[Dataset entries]

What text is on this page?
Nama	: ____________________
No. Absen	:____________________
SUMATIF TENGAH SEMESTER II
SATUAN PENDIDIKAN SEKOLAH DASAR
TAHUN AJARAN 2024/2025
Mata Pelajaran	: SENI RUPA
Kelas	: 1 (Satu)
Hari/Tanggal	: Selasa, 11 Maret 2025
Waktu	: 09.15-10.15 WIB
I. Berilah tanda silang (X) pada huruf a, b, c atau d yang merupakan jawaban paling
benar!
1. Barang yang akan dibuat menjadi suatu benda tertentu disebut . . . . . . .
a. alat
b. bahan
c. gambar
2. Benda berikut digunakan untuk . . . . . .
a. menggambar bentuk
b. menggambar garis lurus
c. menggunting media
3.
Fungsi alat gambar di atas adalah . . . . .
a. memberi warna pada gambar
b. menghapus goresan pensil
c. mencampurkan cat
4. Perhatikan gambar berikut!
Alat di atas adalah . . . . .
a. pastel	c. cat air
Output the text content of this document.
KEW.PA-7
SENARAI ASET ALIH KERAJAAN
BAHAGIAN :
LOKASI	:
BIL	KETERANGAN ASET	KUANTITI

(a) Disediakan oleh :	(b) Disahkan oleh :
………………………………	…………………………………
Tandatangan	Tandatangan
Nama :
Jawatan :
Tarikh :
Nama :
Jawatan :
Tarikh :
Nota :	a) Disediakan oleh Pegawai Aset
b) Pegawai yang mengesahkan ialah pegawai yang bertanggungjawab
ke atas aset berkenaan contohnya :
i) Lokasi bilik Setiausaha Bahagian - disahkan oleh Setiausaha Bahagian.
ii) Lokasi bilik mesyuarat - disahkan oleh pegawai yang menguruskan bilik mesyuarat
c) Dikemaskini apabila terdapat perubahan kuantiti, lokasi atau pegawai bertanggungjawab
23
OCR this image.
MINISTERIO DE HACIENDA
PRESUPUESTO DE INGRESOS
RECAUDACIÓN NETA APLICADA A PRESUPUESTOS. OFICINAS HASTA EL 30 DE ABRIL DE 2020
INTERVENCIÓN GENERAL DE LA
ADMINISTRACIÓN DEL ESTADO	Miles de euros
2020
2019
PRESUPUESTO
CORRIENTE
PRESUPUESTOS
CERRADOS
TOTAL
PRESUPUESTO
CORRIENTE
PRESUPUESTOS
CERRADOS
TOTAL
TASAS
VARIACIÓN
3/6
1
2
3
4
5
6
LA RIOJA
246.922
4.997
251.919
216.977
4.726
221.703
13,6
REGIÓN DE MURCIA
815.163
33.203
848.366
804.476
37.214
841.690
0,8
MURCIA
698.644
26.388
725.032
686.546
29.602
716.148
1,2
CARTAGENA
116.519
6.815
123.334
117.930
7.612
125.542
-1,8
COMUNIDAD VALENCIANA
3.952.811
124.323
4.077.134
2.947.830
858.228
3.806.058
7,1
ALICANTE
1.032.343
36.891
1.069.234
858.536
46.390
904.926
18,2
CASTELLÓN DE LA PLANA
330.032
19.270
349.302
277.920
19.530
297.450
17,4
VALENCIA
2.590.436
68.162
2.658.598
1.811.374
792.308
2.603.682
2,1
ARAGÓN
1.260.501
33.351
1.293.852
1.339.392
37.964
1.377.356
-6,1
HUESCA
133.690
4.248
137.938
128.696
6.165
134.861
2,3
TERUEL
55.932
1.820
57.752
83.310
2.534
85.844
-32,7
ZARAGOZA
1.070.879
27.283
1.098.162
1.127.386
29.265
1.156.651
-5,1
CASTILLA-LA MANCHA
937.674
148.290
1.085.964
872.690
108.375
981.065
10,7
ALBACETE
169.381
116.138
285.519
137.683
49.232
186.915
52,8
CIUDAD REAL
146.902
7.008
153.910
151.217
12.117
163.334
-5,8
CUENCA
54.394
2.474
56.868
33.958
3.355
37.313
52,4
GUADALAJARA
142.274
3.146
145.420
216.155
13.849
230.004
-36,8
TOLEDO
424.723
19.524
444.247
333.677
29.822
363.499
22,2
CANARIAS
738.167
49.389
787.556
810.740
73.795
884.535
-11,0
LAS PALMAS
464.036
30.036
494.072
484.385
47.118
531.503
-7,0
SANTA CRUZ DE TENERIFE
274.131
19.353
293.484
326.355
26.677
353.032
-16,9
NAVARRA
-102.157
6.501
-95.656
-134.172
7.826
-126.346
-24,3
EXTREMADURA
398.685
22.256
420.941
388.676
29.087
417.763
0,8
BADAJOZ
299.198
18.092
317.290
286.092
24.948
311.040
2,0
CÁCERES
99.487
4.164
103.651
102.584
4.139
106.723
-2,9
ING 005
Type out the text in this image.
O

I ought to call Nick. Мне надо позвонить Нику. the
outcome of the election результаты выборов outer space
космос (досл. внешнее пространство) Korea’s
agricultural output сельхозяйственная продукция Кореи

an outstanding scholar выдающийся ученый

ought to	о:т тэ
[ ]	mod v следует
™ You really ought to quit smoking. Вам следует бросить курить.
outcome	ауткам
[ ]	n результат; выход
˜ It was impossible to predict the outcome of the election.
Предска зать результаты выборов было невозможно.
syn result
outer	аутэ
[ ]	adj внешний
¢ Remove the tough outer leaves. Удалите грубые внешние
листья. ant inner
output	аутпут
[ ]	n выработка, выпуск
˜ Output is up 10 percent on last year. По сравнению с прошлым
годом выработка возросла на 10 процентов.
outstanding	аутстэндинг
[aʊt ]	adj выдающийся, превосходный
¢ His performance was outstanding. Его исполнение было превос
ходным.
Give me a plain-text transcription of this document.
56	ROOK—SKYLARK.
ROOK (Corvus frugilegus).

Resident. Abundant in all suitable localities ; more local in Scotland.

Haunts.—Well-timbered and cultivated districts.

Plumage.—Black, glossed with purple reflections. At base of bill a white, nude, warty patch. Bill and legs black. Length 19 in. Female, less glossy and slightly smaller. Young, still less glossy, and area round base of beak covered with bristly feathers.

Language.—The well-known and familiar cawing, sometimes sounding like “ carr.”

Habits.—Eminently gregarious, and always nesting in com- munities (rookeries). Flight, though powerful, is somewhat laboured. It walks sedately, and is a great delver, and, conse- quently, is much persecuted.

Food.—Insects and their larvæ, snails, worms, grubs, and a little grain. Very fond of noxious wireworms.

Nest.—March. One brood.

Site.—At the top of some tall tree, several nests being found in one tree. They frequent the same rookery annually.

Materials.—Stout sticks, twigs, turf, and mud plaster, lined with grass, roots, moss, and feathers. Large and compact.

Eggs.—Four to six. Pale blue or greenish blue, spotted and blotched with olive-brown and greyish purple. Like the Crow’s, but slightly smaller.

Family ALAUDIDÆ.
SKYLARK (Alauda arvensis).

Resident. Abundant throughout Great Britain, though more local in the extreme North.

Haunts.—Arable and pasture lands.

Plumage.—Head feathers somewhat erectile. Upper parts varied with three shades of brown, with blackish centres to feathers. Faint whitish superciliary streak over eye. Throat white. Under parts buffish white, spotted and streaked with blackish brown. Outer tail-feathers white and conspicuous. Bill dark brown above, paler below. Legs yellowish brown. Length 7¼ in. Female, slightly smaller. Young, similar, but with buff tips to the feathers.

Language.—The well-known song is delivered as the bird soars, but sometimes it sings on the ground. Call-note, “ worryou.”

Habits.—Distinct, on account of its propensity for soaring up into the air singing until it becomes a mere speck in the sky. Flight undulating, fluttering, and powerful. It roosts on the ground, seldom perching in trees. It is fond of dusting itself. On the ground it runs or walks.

WRITTEN INSTRUCTION –
All lines of the data above that include the word "Disediakan" must be shown.

CORRECT RESULT –
(a) Disediakan oleh :	(b) Disahkan oleh :
Nota :	a) Disediakan oleh Pegawai Aset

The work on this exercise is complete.